- _WORK TO BE COMPLETED_: Tell how many lines in the data below include the word "title". The answer is the number only.

_ _ _ _ _ _ _

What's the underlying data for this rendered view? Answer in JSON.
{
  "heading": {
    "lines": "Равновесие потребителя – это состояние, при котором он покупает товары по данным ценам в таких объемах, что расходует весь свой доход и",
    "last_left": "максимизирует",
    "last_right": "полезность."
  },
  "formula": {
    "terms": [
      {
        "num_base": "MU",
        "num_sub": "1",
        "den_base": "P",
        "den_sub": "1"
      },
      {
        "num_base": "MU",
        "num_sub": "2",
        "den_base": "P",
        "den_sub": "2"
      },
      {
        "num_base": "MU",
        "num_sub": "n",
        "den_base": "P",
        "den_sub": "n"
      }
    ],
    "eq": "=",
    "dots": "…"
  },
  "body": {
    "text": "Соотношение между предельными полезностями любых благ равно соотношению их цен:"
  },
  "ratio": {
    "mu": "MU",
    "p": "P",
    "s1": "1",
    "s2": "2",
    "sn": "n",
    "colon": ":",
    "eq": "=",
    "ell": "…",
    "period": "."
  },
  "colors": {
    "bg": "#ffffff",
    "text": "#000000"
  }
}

_ _ _ _ _ _ _

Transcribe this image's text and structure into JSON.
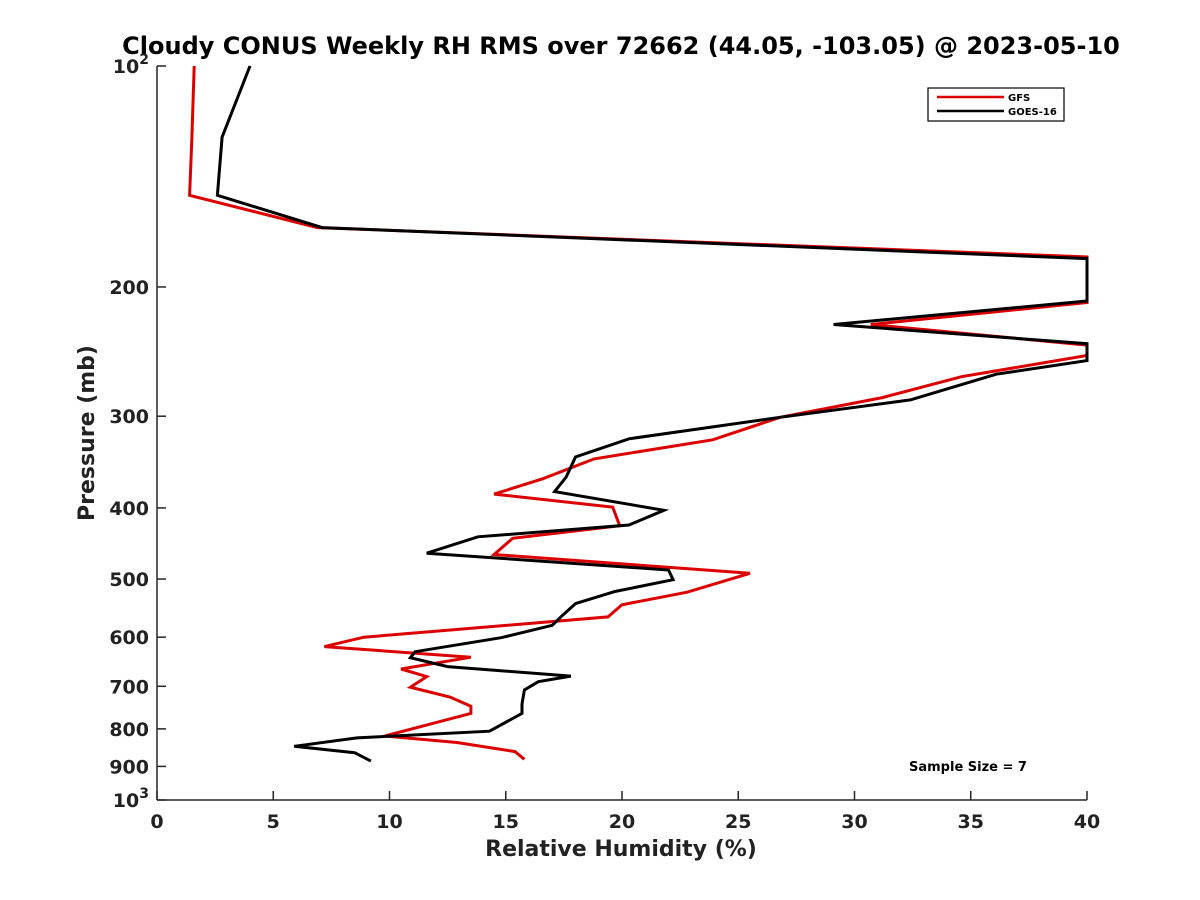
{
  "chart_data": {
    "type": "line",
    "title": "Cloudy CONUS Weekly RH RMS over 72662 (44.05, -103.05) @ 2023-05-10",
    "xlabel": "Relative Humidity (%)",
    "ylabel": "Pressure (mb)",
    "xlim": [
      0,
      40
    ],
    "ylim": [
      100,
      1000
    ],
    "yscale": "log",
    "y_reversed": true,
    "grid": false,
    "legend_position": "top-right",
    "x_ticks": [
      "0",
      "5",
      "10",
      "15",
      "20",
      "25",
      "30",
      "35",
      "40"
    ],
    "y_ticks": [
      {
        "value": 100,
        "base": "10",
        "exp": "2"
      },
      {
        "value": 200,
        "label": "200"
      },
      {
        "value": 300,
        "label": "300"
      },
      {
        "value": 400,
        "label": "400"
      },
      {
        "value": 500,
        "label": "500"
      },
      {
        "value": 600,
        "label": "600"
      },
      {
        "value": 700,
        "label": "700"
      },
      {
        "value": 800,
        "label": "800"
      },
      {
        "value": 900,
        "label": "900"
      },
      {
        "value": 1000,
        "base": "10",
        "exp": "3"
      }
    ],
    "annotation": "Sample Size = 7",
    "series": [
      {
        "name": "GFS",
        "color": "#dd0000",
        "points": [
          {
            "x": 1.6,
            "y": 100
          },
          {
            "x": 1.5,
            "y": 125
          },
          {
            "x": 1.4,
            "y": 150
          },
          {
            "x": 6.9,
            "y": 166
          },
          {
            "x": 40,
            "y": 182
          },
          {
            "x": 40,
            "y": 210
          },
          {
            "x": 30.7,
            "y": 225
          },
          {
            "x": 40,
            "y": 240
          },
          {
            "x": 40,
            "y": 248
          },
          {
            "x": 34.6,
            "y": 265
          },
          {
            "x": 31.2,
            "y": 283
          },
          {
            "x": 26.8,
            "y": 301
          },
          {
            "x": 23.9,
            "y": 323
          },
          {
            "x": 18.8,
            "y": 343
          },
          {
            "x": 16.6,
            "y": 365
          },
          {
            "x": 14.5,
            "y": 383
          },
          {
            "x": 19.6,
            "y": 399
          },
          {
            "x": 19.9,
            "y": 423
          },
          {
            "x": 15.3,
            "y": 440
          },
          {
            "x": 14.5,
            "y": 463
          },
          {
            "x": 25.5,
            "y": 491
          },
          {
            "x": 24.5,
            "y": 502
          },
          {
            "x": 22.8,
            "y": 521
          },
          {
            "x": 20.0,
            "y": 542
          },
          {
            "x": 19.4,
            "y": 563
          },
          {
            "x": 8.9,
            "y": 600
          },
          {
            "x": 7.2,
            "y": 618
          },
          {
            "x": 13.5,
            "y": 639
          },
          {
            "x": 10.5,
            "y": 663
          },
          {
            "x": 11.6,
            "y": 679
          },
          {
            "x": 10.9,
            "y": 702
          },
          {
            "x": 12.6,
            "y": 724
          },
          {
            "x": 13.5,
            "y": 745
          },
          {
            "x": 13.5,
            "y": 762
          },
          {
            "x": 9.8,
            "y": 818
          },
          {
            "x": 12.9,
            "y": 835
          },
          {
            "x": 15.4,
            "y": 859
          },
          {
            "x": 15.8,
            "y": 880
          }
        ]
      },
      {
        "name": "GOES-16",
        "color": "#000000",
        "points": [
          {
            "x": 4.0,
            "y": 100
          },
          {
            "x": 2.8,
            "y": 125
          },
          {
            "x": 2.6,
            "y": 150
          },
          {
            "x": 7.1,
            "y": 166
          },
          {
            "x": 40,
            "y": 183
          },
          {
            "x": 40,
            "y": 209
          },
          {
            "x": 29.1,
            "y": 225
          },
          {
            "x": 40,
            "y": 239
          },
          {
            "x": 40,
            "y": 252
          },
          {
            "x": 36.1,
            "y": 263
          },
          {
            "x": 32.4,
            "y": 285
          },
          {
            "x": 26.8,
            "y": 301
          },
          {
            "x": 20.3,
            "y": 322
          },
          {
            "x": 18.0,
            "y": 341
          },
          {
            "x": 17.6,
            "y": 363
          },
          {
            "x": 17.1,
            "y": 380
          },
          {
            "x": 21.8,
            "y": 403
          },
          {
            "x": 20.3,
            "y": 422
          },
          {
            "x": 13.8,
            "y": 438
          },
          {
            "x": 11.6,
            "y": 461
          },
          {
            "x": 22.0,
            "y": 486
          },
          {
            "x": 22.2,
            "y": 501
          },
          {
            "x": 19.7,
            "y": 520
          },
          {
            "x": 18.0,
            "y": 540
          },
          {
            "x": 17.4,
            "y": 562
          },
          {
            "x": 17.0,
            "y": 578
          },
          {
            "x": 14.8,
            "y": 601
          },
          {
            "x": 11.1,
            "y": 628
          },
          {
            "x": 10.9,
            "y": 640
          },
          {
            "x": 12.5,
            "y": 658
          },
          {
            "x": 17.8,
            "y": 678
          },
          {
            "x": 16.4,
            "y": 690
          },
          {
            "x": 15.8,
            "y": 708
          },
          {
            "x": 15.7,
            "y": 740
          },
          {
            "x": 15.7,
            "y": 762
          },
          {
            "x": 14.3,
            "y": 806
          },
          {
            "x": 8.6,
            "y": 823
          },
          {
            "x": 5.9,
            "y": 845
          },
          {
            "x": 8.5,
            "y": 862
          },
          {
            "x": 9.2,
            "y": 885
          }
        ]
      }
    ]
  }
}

_ _ _ _ _ _ _

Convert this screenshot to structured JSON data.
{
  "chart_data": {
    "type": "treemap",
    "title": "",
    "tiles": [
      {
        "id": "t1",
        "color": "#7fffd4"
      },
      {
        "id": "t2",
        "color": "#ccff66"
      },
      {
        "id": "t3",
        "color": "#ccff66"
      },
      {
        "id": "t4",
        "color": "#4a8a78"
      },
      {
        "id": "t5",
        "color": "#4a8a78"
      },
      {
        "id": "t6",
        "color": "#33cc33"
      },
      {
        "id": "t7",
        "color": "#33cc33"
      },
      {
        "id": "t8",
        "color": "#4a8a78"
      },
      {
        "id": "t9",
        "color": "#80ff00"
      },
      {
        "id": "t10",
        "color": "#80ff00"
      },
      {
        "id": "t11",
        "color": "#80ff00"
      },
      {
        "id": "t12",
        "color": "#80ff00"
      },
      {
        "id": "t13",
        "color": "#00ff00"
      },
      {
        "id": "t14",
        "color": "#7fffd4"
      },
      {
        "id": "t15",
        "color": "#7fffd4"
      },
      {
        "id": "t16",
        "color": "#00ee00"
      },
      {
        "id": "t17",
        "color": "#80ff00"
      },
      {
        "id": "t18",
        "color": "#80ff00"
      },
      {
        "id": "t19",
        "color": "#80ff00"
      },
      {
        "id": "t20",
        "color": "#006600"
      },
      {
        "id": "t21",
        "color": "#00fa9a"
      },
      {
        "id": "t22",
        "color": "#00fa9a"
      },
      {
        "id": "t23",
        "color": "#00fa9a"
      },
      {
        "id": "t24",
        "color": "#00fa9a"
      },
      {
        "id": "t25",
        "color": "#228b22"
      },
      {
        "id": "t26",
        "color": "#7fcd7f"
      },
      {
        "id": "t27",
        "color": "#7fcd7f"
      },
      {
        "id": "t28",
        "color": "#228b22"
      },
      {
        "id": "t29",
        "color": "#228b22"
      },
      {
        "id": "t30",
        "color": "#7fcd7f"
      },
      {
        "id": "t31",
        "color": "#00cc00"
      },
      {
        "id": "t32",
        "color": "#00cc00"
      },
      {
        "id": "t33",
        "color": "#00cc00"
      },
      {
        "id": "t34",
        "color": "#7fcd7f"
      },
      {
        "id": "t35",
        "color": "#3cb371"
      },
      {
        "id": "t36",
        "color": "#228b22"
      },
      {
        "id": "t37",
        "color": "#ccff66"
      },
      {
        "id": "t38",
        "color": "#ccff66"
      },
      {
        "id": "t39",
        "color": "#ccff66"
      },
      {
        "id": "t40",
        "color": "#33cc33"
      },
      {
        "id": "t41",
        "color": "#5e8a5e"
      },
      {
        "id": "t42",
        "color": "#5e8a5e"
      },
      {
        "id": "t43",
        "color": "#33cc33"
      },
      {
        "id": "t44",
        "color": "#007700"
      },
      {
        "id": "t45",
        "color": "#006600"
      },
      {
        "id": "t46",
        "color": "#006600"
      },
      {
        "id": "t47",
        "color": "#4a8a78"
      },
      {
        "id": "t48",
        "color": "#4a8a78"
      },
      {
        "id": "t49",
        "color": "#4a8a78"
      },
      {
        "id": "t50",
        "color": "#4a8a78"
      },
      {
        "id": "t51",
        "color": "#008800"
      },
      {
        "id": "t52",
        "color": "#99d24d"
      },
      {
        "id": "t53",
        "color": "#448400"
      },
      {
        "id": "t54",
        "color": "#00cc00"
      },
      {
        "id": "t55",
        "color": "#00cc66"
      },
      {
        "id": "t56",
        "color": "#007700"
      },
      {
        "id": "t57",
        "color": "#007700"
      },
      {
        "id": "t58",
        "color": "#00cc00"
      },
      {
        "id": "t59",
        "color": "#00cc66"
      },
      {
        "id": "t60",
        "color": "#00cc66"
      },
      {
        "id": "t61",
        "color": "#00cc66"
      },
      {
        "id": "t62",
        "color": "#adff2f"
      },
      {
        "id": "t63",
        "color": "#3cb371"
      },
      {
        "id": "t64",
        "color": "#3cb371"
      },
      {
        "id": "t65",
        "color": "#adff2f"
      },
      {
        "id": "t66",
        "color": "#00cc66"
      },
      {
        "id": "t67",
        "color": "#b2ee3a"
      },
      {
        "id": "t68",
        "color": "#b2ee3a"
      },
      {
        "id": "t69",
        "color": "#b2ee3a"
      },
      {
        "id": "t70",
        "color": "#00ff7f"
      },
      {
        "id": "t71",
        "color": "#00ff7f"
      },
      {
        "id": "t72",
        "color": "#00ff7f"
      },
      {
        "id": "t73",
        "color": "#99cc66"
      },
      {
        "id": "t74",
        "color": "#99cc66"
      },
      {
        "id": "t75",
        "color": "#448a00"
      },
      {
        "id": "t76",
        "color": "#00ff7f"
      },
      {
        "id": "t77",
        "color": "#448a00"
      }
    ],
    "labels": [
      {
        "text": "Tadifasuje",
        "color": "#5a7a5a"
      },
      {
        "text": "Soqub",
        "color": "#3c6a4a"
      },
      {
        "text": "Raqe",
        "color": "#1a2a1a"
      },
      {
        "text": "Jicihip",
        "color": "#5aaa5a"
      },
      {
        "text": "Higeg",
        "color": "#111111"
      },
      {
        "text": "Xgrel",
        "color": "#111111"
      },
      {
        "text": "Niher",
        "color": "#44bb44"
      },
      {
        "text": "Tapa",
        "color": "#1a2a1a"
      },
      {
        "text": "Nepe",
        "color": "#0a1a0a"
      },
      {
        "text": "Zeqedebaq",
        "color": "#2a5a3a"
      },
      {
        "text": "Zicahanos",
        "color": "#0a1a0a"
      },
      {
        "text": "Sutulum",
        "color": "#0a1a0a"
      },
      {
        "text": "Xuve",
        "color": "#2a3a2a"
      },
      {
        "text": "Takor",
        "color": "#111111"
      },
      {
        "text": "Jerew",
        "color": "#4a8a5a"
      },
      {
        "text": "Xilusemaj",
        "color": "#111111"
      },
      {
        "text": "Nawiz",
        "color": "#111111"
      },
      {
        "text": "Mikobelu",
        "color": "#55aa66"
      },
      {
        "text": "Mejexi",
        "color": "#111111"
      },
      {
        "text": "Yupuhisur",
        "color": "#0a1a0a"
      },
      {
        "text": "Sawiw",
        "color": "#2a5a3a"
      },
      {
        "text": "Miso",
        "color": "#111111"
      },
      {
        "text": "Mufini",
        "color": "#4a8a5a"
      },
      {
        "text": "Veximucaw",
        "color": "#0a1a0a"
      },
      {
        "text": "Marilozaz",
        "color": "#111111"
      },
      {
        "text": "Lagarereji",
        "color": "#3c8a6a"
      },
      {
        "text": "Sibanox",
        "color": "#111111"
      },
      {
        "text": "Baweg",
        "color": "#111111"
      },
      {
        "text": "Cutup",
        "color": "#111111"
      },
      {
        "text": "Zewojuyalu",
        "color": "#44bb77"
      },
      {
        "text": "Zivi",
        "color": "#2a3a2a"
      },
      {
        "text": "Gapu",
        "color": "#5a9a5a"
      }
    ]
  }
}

_ _ _ _ _ _ _

- _ANSWER IN FULL_: 2